- _WORK TO BE COMPLETED_: Give the number of lines containing the word "panel", and nothing else.

● ● ● ● ●

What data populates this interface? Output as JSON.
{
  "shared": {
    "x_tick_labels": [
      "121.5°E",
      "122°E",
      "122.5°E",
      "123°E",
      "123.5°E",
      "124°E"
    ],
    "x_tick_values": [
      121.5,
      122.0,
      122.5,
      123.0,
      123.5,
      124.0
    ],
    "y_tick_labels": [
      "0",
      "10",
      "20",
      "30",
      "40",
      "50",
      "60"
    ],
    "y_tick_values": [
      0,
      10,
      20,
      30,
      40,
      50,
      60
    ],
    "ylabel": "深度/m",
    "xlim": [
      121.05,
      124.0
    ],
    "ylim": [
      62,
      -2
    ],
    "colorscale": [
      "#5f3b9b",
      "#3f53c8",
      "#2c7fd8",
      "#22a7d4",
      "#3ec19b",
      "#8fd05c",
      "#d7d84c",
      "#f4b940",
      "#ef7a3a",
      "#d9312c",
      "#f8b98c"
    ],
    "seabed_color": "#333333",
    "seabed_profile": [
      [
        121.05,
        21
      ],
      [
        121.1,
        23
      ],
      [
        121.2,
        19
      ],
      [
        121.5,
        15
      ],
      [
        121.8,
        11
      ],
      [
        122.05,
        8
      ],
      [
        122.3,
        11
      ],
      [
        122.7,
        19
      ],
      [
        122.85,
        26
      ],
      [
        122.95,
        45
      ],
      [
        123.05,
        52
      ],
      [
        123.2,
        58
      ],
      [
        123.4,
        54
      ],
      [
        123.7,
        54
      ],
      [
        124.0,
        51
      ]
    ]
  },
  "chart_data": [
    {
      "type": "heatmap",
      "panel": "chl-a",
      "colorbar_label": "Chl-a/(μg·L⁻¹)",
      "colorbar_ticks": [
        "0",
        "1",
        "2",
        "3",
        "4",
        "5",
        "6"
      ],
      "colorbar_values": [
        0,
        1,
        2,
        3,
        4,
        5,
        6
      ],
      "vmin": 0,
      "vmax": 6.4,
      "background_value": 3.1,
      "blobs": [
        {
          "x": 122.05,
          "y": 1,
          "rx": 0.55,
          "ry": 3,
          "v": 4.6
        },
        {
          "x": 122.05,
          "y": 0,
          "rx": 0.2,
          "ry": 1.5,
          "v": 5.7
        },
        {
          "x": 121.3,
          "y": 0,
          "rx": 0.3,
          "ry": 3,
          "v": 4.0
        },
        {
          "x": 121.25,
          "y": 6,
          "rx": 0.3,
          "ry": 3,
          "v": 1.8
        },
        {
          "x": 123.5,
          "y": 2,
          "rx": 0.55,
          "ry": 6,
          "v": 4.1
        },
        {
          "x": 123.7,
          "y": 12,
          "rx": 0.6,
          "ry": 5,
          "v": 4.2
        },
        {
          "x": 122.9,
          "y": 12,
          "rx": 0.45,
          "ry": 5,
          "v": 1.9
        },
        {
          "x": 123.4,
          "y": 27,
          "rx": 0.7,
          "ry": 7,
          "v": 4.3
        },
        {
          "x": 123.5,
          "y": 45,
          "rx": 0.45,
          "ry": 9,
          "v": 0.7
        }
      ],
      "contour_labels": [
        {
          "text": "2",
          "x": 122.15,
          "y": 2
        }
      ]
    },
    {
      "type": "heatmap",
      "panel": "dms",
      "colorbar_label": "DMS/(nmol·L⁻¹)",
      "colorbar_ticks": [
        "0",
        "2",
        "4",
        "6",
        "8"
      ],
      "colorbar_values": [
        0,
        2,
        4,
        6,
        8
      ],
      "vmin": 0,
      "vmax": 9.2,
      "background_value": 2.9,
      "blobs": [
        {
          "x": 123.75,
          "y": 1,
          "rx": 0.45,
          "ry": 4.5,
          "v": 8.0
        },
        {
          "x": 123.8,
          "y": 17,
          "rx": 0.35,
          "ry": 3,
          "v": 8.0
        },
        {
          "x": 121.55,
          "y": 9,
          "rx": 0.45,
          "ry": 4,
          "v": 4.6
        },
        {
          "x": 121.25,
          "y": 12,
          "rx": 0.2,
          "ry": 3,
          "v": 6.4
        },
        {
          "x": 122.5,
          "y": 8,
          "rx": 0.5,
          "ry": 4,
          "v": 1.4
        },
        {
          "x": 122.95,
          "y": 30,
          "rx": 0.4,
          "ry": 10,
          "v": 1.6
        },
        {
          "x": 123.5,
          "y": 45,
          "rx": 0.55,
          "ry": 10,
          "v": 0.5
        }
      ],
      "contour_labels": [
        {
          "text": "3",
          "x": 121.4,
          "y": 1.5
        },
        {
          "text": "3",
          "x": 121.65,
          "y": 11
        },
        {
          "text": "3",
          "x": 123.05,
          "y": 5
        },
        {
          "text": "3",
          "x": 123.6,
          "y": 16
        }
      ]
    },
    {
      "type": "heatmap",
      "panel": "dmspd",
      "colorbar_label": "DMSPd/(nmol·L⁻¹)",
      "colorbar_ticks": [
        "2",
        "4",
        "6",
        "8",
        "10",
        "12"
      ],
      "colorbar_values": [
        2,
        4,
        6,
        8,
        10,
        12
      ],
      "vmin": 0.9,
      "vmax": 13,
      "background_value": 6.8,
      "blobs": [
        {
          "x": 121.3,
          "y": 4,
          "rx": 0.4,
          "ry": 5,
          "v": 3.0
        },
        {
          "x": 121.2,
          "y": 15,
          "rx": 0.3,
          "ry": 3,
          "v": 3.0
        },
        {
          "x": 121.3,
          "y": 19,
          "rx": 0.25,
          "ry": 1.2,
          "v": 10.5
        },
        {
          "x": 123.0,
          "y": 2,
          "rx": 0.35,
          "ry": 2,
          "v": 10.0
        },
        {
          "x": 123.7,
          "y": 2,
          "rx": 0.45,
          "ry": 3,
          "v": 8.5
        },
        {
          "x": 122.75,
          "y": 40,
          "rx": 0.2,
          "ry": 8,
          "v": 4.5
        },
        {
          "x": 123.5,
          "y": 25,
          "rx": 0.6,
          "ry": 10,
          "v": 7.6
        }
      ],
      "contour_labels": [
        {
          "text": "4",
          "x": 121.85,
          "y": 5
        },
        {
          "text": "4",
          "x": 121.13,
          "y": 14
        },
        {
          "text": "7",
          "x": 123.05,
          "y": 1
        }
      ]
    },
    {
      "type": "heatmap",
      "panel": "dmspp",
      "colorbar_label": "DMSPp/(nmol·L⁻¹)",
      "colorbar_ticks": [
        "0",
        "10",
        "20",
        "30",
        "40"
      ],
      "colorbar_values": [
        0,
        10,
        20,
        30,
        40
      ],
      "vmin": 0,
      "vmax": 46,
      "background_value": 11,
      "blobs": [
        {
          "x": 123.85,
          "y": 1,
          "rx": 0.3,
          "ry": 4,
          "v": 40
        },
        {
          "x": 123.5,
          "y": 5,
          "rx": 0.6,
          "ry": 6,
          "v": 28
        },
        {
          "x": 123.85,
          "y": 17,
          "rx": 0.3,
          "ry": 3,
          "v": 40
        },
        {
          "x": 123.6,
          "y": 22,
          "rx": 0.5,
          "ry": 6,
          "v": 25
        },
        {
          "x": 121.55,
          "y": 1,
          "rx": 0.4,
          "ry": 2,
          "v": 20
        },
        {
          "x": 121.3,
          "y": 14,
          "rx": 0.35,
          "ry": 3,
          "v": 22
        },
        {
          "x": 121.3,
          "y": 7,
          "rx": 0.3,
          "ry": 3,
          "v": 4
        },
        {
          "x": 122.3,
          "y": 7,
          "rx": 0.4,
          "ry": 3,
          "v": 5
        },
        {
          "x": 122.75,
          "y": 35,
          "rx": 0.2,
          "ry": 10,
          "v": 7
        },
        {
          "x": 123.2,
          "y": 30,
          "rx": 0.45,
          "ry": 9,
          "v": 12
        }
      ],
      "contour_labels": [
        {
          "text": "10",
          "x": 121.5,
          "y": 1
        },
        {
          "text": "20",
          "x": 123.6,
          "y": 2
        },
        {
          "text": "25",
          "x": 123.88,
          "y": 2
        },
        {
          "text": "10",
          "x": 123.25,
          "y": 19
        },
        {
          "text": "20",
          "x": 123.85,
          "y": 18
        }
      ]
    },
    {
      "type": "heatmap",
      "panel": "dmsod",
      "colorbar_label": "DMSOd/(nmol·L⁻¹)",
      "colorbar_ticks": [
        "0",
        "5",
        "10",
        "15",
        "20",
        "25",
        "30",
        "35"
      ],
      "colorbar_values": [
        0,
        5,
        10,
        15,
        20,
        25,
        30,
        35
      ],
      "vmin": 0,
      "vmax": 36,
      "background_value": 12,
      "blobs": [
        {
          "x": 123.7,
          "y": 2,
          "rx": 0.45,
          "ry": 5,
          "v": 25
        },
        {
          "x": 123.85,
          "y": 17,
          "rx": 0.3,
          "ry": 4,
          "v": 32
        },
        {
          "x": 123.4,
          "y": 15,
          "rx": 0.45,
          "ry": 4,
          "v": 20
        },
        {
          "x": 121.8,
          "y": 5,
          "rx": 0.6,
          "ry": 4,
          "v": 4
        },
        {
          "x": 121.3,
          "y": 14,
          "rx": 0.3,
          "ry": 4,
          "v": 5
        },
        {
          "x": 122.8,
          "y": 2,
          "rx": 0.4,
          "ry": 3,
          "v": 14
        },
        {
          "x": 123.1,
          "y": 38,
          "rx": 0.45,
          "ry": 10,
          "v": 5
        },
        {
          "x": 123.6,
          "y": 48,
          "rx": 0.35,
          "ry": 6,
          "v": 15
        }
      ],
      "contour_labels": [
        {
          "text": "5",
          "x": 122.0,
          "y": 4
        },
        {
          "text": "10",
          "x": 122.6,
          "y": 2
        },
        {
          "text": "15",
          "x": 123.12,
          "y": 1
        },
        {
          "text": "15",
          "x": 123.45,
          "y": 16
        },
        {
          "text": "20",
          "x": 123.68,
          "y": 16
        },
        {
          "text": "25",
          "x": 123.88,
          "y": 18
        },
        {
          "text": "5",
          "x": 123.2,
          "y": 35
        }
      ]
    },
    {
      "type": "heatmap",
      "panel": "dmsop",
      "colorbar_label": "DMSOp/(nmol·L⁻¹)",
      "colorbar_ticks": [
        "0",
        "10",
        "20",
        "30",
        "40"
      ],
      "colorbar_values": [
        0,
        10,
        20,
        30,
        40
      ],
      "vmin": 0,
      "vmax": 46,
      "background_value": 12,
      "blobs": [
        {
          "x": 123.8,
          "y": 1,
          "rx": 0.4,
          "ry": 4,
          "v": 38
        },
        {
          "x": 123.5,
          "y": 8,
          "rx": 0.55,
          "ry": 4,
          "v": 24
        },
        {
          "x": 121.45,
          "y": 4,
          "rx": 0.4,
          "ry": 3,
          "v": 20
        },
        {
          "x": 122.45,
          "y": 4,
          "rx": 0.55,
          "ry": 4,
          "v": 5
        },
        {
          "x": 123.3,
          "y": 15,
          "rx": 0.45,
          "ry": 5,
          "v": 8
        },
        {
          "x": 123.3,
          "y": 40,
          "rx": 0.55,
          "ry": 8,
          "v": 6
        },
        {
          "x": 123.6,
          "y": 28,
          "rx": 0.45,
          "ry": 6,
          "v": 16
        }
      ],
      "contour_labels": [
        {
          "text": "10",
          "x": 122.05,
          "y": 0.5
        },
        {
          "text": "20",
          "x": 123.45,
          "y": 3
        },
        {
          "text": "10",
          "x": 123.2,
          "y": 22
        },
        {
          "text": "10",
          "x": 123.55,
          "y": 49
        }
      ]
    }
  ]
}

● ● ● ● ●

- _THE REPLY_: 6